Stored entries
-------------------------
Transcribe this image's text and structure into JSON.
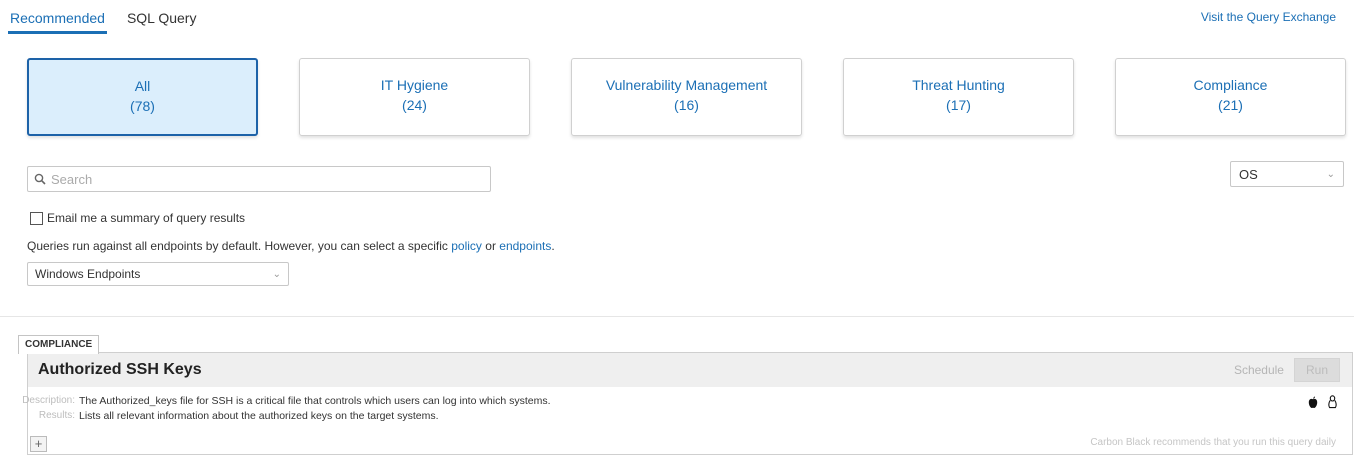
{
  "tabs": [
    {
      "label": "Recommended",
      "active": true
    },
    {
      "label": "SQL Query",
      "active": false
    }
  ],
  "exchange_link": "Visit the Query Exchange",
  "categories": [
    {
      "label": "All",
      "count": "(78)",
      "active": true
    },
    {
      "label": "IT Hygiene",
      "count": "(24)"
    },
    {
      "label": "Vulnerability Management",
      "count": "(16)"
    },
    {
      "label": "Threat Hunting",
      "count": "(17)"
    },
    {
      "label": "Compliance",
      "count": "(21)"
    }
  ],
  "search": {
    "placeholder": "Search",
    "value": ""
  },
  "os_select": {
    "value": "OS"
  },
  "email": {
    "label": "Email me a summary of query results",
    "checked": false
  },
  "info": {
    "text": "Queries run against all endpoints by default. However, you can select a specific ",
    "policy_link": "policy",
    "or": " or ",
    "endpoints_link": "endpoints",
    "end": "."
  },
  "endpoint_select": {
    "value": "Windows Endpoints"
  },
  "query_card": {
    "category": "COMPLIANCE",
    "title": "Authorized SSH Keys",
    "schedule_label": "Schedule",
    "run_label": "Run",
    "description_key": "Description:",
    "description": "The Authorized_keys file for SSH is a critical file that controls which users can log into which systems.",
    "results_key": "Results:",
    "results": "Lists all relevant information about the authorized keys on the target systems.",
    "platform_icons": [
      "apple-icon",
      "linux-icon"
    ],
    "expand_label": "+",
    "recommendation": "Carbon Black recommends that you run this query daily"
  },
  "colors": {
    "accent": "#1b6fb5",
    "active_card_bg": "#dbeefc",
    "active_card_border": "#1d62a8"
  }
}
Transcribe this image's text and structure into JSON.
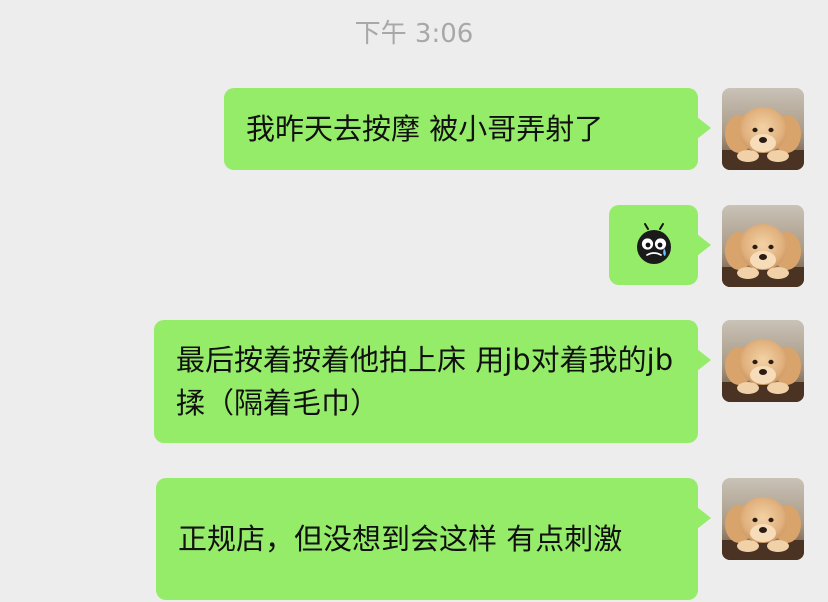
{
  "chat": {
    "timestamp": "下午 3:06",
    "messages": [
      {
        "text": "我昨天去按摩 被小哥弄射了"
      },
      {
        "emoji": "crying-bug-sticker-icon"
      },
      {
        "text": "最后按着按着他拍上床 用jb对着我的jb揉（隔着毛巾）"
      },
      {
        "text": "正规店，但没想到会这样 有点刺激"
      }
    ]
  },
  "colors": {
    "background": "#ededed",
    "bubble": "#95ec69",
    "timestamp": "#a8a8a8",
    "text": "#111111"
  },
  "avatar": {
    "icon": "puppy-avatar-icon"
  }
}
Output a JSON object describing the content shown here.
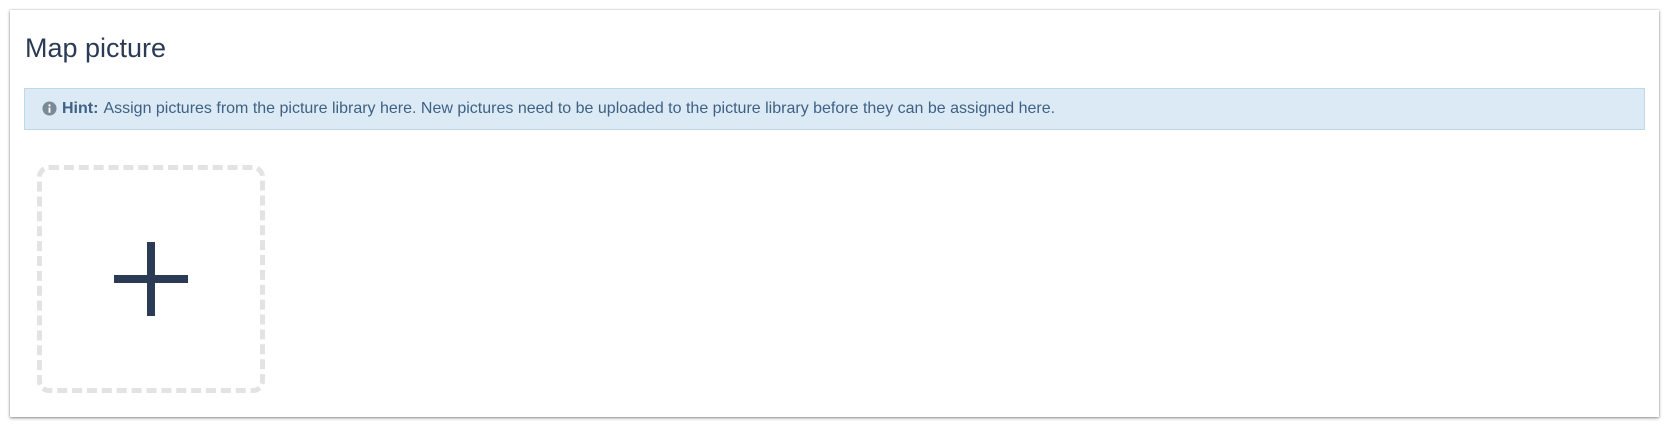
{
  "section": {
    "title": "Map picture"
  },
  "hint": {
    "label": "Hint:",
    "text": "Assign pictures from the picture library here. New pictures need to be uploaded to the picture library before they can be assigned here.",
    "icon": "info-circle-icon"
  },
  "add_tile": {
    "icon": "plus-icon"
  },
  "colors": {
    "title_text": "#2b3a55",
    "hint_background": "#dceaf5",
    "hint_border": "#bcd8ea",
    "hint_text": "#3e6184",
    "dashed_border": "#e3e3e3",
    "plus": "#2b3a55"
  }
}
-------------------------
Set each line of the records down exactly, leaving every picture out.

● The output
Transcribe this image's text and structure into JSON.
{
  "tabs": [
    {
      "label": "Recommended",
      "active": true
    },
    {
      "label": "SQL Query",
      "active": false
    }
  ],
  "exchange_link": "Visit the Query Exchange",
  "categories": [
    {
      "label": "All",
      "count": "(78)",
      "active": true
    },
    {
      "label": "IT Hygiene",
      "count": "(24)"
    },
    {
      "label": "Vulnerability Management",
      "count": "(16)"
    },
    {
      "label": "Threat Hunting",
      "count": "(17)"
    },
    {
      "label": "Compliance",
      "count": "(21)"
    }
  ],
  "search": {
    "placeholder": "Search",
    "value": ""
  },
  "os_select": {
    "value": "OS"
  },
  "email": {
    "label": "Email me a summary of query results",
    "checked": false
  },
  "info": {
    "text": "Queries run against all endpoints by default. However, you can select a specific ",
    "policy_link": "policy",
    "or": " or ",
    "endpoints_link": "endpoints",
    "end": "."
  },
  "endpoint_select": {
    "value": "Windows Endpoints"
  },
  "query_card": {
    "category": "COMPLIANCE",
    "title": "Authorized SSH Keys",
    "schedule_label": "Schedule",
    "run_label": "Run",
    "description_key": "Description:",
    "description": "The Authorized_keys file for SSH is a critical file that controls which users can log into which systems.",
    "results_key": "Results:",
    "results": "Lists all relevant information about the authorized keys on the target systems.",
    "platform_icons": [
      "apple-icon",
      "linux-icon"
    ],
    "expand_label": "+",
    "recommendation": "Carbon Black recommends that you run this query daily"
  },
  "colors": {
    "accent": "#1b6fb5",
    "active_card_bg": "#dbeefc",
    "active_card_border": "#1d62a8"
  }
}
Transcribe this image's text and structure into JSON.
{
  "chat": {
    "timestamp": "下午 3:06",
    "messages": [
      {
        "text": "我昨天去按摩 被小哥弄射了"
      },
      {
        "emoji": "crying-bug-sticker-icon"
      },
      {
        "text": "最后按着按着他拍上床 用jb对着我的jb揉（隔着毛巾）"
      },
      {
        "text": "正规店，但没想到会这样 有点刺激"
      }
    ]
  },
  "colors": {
    "background": "#ededed",
    "bubble": "#95ec69",
    "timestamp": "#a8a8a8",
    "text": "#111111"
  },
  "avatar": {
    "icon": "puppy-avatar-icon"
  }
}
Output a JSON object describing the content shown here.
{
  "section": {
    "title": "Map picture"
  },
  "hint": {
    "label": "Hint:",
    "text": "Assign pictures from the picture library here. New pictures need to be uploaded to the picture library before they can be assigned here.",
    "icon": "info-circle-icon"
  },
  "add_tile": {
    "icon": "plus-icon"
  },
  "colors": {
    "title_text": "#2b3a55",
    "hint_background": "#dceaf5",
    "hint_border": "#bcd8ea",
    "hint_text": "#3e6184",
    "dashed_border": "#e3e3e3",
    "plus": "#2b3a55"
  }
}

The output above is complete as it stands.